Collect the lines of the entries where "Muhammad" shows up.

--- begin ---

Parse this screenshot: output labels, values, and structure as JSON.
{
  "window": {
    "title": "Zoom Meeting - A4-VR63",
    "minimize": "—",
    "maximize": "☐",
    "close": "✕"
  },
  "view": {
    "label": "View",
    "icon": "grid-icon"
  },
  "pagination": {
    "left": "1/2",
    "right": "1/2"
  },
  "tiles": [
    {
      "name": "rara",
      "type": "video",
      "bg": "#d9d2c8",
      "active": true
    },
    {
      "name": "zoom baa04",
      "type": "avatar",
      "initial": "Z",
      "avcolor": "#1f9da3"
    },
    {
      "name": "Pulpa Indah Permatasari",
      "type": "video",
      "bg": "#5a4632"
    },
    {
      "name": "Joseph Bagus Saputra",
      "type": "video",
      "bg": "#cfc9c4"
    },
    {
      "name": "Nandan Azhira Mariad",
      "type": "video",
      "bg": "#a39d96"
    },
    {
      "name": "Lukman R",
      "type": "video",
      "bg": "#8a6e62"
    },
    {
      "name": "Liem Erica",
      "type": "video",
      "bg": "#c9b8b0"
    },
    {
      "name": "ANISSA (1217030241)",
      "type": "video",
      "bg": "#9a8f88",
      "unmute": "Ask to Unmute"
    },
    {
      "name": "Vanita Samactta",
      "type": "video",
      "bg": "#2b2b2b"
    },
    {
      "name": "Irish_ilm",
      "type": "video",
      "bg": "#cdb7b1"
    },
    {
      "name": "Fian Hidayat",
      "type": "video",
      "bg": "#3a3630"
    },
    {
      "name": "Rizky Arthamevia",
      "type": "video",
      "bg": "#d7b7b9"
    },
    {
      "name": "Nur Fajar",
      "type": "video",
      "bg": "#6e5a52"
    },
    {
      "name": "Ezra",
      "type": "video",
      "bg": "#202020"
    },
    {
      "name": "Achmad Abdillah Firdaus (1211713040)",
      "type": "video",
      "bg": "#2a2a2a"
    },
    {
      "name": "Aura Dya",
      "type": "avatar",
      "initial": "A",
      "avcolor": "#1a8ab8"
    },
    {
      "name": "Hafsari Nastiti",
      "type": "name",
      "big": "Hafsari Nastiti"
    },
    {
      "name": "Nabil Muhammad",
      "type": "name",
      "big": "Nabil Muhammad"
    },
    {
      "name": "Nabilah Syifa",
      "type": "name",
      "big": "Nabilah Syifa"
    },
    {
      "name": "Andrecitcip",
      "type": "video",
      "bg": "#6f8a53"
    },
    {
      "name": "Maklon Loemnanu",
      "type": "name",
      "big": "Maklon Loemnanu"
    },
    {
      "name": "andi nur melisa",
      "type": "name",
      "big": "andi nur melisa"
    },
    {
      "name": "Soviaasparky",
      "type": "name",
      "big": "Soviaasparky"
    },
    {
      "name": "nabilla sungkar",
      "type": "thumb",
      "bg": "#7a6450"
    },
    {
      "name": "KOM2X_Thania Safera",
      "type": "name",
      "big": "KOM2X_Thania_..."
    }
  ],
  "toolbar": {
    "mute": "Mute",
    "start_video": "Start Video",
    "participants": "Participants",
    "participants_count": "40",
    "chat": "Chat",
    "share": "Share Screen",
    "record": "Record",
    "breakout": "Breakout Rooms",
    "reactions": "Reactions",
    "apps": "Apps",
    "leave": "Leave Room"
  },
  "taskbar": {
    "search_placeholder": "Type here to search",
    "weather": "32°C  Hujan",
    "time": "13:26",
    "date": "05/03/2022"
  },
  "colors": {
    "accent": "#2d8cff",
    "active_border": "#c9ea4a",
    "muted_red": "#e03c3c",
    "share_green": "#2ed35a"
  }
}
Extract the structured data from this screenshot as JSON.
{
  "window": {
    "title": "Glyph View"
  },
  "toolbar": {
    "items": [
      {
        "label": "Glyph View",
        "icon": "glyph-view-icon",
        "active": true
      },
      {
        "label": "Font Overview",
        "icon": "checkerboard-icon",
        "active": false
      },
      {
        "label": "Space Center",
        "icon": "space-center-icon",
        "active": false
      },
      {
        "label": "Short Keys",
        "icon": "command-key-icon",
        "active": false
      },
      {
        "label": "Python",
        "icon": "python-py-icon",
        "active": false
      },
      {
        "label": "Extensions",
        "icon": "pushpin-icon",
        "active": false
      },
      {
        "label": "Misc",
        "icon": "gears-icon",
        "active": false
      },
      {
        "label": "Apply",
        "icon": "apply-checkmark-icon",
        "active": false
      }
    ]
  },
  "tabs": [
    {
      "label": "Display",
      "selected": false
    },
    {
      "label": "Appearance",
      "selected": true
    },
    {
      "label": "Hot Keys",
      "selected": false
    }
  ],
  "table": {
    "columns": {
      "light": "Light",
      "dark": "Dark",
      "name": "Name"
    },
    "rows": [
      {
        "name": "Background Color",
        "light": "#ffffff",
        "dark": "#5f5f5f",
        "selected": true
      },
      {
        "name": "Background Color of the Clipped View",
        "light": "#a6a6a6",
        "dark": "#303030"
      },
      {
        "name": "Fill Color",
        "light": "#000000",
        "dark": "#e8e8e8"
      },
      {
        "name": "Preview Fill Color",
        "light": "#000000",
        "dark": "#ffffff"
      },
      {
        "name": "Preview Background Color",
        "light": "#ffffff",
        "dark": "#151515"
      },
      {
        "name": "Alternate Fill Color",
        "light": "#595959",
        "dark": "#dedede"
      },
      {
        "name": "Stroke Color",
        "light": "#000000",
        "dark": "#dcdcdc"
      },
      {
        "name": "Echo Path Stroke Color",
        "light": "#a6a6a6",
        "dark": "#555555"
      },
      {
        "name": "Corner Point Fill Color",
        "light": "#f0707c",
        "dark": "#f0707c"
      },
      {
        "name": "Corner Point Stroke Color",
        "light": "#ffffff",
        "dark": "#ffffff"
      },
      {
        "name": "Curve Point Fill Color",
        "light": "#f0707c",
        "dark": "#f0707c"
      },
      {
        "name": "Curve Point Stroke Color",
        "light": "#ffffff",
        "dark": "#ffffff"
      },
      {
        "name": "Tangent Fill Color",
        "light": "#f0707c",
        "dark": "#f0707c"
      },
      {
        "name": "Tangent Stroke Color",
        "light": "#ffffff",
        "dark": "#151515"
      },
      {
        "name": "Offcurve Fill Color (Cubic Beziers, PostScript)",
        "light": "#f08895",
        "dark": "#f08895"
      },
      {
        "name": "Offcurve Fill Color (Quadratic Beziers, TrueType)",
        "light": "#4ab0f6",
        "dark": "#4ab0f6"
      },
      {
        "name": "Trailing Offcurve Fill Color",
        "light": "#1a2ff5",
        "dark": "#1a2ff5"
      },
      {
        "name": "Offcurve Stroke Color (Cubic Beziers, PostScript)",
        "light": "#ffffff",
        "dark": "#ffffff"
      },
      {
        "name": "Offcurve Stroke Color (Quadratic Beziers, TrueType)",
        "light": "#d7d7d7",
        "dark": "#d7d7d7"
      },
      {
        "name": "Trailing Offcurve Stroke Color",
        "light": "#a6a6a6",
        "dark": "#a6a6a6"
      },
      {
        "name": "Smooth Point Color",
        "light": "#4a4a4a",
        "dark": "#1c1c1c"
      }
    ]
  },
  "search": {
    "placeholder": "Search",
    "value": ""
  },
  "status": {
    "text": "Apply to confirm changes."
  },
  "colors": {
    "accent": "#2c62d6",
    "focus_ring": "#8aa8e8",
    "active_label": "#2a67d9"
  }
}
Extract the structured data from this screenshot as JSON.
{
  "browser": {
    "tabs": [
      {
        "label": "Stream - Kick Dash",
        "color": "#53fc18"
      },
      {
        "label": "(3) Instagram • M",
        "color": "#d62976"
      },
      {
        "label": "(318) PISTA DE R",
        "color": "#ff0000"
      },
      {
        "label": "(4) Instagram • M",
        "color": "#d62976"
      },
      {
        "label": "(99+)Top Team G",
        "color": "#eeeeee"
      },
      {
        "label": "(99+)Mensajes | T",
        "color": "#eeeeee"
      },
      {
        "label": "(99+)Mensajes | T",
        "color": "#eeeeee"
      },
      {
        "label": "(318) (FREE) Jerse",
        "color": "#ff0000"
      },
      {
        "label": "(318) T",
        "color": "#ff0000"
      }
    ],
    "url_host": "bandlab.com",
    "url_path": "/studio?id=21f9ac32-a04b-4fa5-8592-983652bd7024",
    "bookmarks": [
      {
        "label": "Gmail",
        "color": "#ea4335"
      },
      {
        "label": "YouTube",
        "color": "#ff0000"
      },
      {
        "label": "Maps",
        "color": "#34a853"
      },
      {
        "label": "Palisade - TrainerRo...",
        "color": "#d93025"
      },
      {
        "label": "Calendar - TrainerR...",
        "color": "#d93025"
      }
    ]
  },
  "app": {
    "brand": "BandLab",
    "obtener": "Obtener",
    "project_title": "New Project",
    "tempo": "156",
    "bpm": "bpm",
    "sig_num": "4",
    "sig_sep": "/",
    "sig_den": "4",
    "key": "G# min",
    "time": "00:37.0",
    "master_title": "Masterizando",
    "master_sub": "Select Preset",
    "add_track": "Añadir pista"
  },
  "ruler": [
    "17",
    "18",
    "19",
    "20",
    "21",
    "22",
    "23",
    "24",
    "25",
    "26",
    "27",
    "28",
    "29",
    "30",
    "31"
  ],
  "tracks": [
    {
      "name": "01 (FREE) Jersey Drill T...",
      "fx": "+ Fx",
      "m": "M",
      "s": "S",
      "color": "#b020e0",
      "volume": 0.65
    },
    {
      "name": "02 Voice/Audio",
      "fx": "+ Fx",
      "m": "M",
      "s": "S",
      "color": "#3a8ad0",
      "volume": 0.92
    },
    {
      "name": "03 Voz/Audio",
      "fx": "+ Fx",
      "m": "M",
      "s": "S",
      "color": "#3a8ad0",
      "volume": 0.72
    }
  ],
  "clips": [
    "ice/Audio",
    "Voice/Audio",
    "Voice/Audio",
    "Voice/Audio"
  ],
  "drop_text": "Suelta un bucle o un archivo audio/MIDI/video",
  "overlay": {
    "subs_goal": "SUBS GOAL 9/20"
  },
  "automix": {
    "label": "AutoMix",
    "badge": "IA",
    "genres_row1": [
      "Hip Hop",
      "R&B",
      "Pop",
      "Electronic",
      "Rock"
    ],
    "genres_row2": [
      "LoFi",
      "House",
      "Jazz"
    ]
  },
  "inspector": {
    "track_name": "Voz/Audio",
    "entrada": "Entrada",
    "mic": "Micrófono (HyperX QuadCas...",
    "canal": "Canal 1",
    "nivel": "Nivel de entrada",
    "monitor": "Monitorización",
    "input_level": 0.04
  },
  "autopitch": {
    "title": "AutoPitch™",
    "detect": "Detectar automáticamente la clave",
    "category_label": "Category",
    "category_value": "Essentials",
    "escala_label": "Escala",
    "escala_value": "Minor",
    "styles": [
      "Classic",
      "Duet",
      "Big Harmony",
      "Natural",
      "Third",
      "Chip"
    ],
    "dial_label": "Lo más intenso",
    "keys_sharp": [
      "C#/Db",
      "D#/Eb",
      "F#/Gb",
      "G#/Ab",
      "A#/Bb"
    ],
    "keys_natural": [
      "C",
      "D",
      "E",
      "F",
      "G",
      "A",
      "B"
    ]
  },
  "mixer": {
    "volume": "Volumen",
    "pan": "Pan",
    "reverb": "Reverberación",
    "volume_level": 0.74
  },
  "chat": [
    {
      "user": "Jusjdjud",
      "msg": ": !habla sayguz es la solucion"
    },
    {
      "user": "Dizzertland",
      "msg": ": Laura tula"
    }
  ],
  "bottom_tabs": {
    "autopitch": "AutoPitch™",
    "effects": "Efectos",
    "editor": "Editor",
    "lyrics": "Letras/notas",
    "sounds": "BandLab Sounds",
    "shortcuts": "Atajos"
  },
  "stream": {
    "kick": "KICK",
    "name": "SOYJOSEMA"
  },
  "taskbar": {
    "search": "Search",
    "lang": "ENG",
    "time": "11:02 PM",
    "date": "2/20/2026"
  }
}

--- end ---

## [The output]
      "name": "Nabil Muhammad",
      "big": "Nabil Muhammad"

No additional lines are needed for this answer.